-- BEGIN The data --

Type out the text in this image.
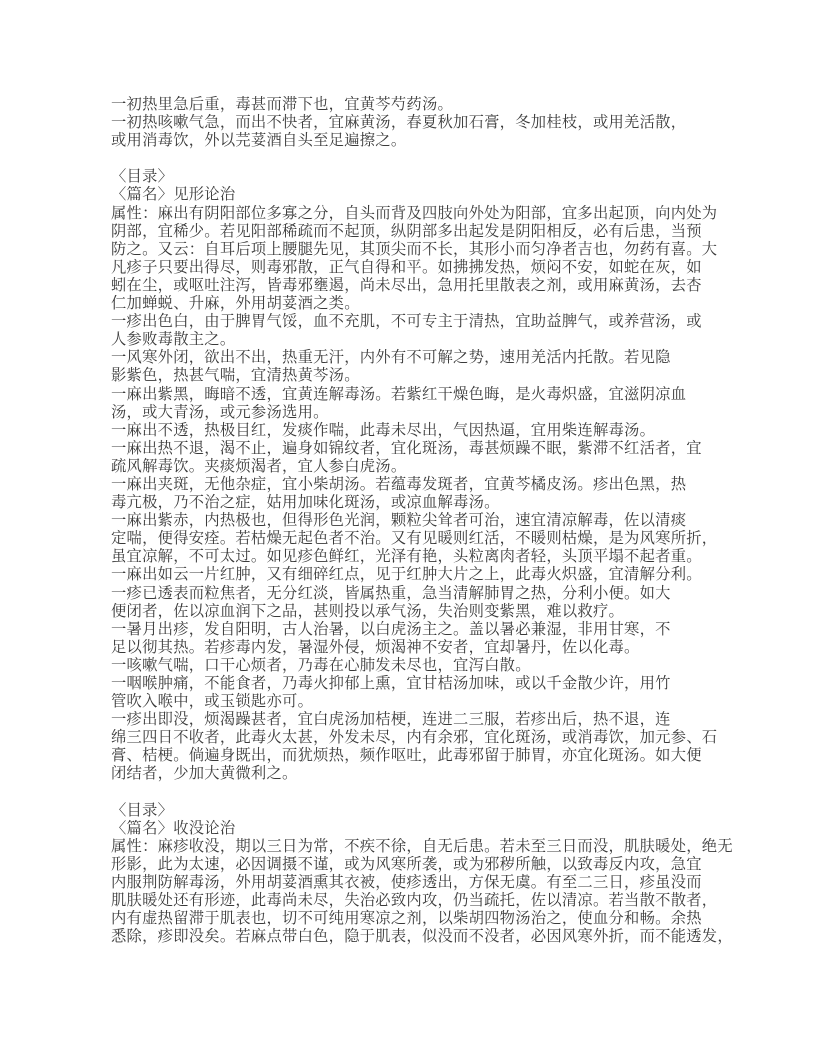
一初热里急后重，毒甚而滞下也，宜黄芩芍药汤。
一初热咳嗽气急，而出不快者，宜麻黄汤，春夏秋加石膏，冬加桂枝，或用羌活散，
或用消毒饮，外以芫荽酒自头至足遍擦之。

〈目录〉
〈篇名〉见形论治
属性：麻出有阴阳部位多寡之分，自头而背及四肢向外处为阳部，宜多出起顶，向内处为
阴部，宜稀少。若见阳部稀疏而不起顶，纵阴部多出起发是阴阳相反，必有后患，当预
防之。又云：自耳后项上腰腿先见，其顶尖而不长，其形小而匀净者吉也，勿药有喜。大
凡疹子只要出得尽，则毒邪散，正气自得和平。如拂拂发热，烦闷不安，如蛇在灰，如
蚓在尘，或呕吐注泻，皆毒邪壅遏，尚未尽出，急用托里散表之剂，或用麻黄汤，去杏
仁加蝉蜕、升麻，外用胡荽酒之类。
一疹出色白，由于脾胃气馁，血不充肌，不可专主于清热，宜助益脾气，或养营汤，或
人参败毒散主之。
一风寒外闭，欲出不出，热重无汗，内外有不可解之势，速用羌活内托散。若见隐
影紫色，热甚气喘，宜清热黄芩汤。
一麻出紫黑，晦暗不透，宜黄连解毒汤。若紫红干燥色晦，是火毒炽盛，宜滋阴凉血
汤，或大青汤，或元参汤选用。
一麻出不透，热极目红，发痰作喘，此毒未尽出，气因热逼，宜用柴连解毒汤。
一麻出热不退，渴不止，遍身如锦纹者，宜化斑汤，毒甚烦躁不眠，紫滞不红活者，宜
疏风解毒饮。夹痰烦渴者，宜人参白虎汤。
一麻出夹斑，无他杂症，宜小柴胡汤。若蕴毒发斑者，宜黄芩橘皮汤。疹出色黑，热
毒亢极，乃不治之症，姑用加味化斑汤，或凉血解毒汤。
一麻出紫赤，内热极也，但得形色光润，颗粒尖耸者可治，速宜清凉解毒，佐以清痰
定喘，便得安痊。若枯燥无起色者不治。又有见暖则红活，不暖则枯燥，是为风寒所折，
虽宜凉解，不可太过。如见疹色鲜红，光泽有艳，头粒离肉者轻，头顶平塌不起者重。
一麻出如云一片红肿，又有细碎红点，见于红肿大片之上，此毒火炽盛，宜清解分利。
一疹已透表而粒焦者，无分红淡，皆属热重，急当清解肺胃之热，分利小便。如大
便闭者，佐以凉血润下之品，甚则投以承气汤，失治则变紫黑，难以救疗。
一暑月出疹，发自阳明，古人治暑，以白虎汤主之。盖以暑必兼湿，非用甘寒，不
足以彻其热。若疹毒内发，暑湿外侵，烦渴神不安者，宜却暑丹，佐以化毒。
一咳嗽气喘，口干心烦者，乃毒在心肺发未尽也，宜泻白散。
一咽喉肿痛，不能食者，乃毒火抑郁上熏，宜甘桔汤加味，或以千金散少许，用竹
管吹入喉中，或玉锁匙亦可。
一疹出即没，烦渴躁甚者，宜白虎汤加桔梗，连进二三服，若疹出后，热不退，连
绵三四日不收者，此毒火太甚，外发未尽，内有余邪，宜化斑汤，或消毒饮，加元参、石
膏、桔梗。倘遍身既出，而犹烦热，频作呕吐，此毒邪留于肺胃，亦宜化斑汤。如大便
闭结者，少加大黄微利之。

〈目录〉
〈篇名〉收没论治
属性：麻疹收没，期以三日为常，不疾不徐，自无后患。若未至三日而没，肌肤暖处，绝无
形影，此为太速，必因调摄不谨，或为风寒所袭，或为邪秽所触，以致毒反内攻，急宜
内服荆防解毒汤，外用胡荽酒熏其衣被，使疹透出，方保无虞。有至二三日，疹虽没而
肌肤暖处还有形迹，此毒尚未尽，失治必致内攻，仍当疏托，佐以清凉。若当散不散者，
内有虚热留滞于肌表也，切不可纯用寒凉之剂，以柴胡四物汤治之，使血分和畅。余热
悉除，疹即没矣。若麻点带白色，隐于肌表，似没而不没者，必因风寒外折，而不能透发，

-- END The data --
-- BEGIN The data --

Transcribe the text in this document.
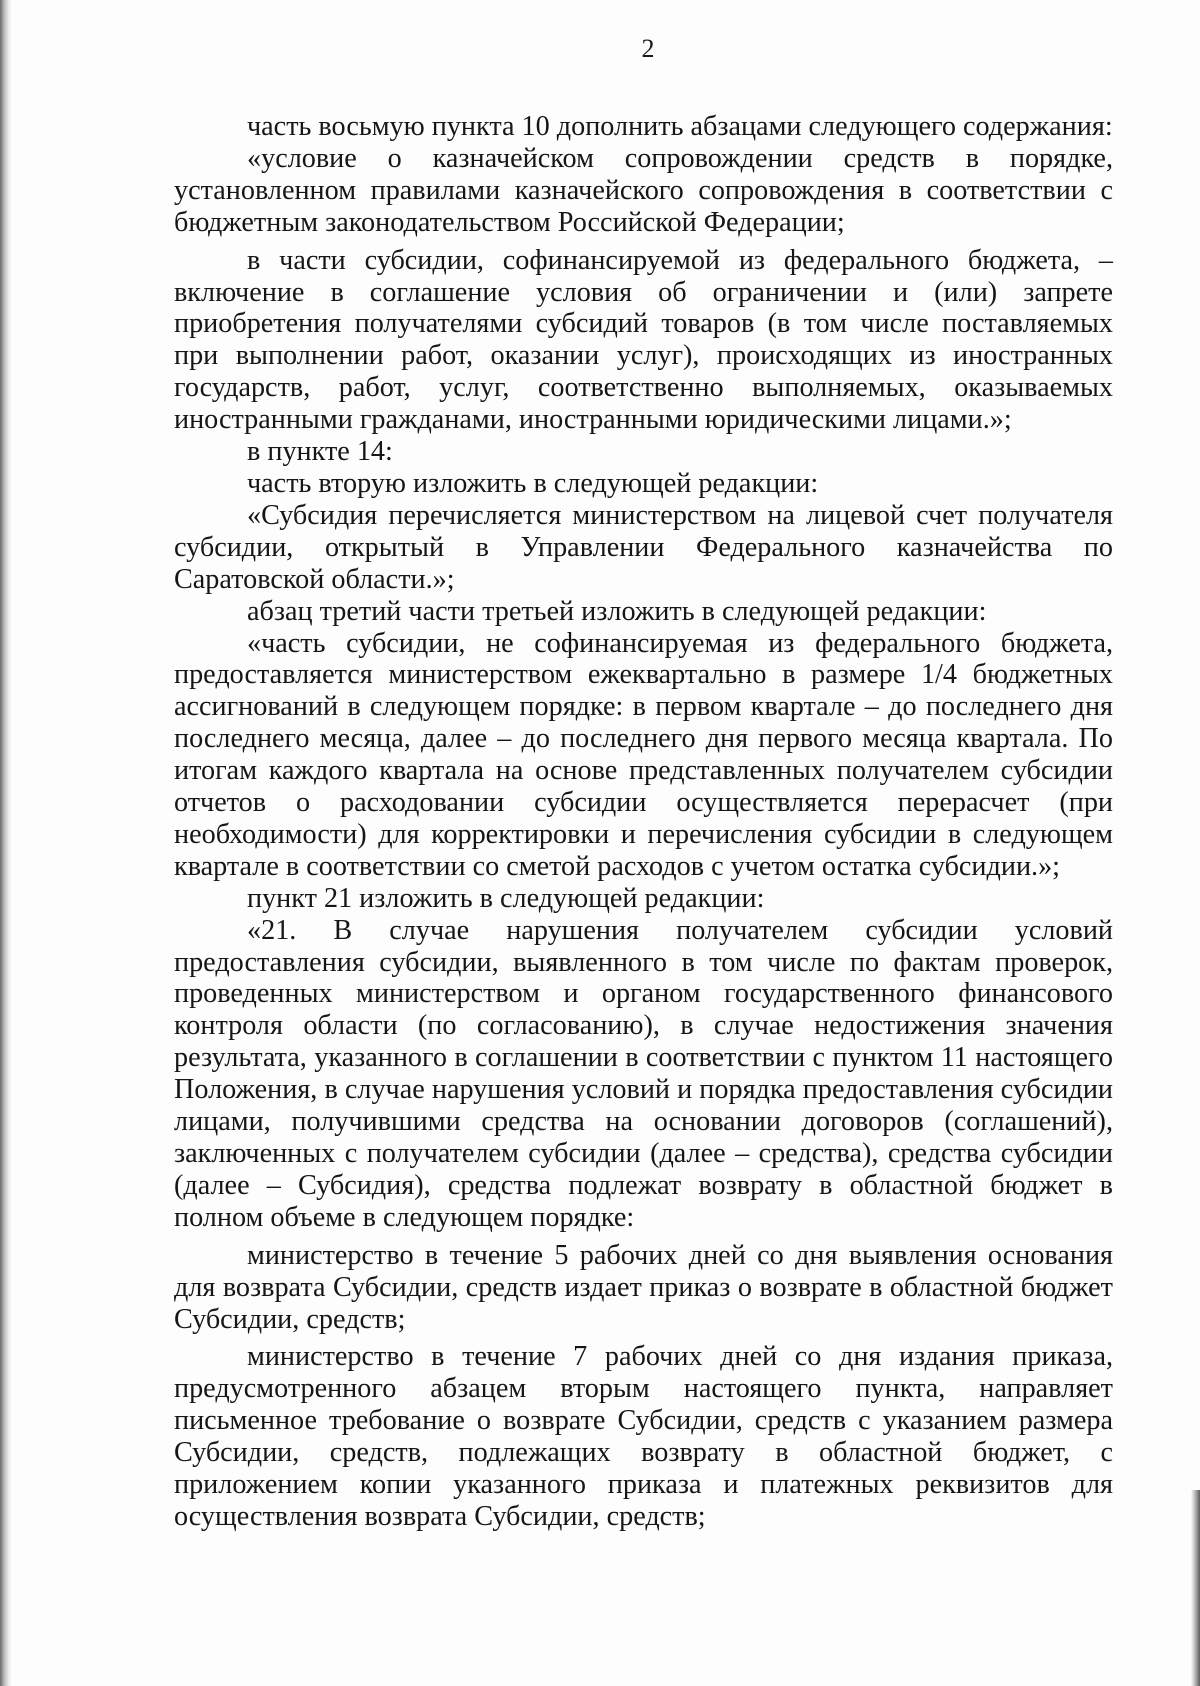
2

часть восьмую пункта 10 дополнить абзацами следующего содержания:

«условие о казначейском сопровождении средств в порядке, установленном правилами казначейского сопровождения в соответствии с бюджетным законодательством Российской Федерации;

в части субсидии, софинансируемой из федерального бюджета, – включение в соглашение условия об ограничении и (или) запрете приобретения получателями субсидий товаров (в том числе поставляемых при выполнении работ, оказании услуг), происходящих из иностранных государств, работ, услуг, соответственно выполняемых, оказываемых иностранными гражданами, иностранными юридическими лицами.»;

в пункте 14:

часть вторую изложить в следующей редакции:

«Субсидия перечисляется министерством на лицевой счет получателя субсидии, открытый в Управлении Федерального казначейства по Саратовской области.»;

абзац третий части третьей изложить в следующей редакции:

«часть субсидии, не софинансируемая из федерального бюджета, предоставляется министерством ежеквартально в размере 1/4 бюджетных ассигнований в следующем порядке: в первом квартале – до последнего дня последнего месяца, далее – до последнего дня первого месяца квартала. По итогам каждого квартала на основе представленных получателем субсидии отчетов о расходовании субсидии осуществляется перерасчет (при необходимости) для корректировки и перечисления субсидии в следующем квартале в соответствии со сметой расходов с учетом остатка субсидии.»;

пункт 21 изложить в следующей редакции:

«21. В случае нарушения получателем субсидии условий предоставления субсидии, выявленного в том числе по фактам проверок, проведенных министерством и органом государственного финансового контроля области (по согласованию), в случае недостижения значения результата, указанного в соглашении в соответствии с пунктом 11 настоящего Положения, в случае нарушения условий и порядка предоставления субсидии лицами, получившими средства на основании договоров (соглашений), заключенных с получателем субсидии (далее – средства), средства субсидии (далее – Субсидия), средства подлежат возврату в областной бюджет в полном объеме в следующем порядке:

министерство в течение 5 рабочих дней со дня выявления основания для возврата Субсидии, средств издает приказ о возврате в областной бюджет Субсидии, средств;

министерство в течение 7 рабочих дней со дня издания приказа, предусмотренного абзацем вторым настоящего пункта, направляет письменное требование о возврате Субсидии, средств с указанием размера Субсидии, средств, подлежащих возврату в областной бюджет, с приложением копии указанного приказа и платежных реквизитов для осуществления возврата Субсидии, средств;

-- END The data --

▶ [Task] In the listing above, how many lines include the word "дней"? Answer with the number and nothing more.

▶ [Answer for the task] 2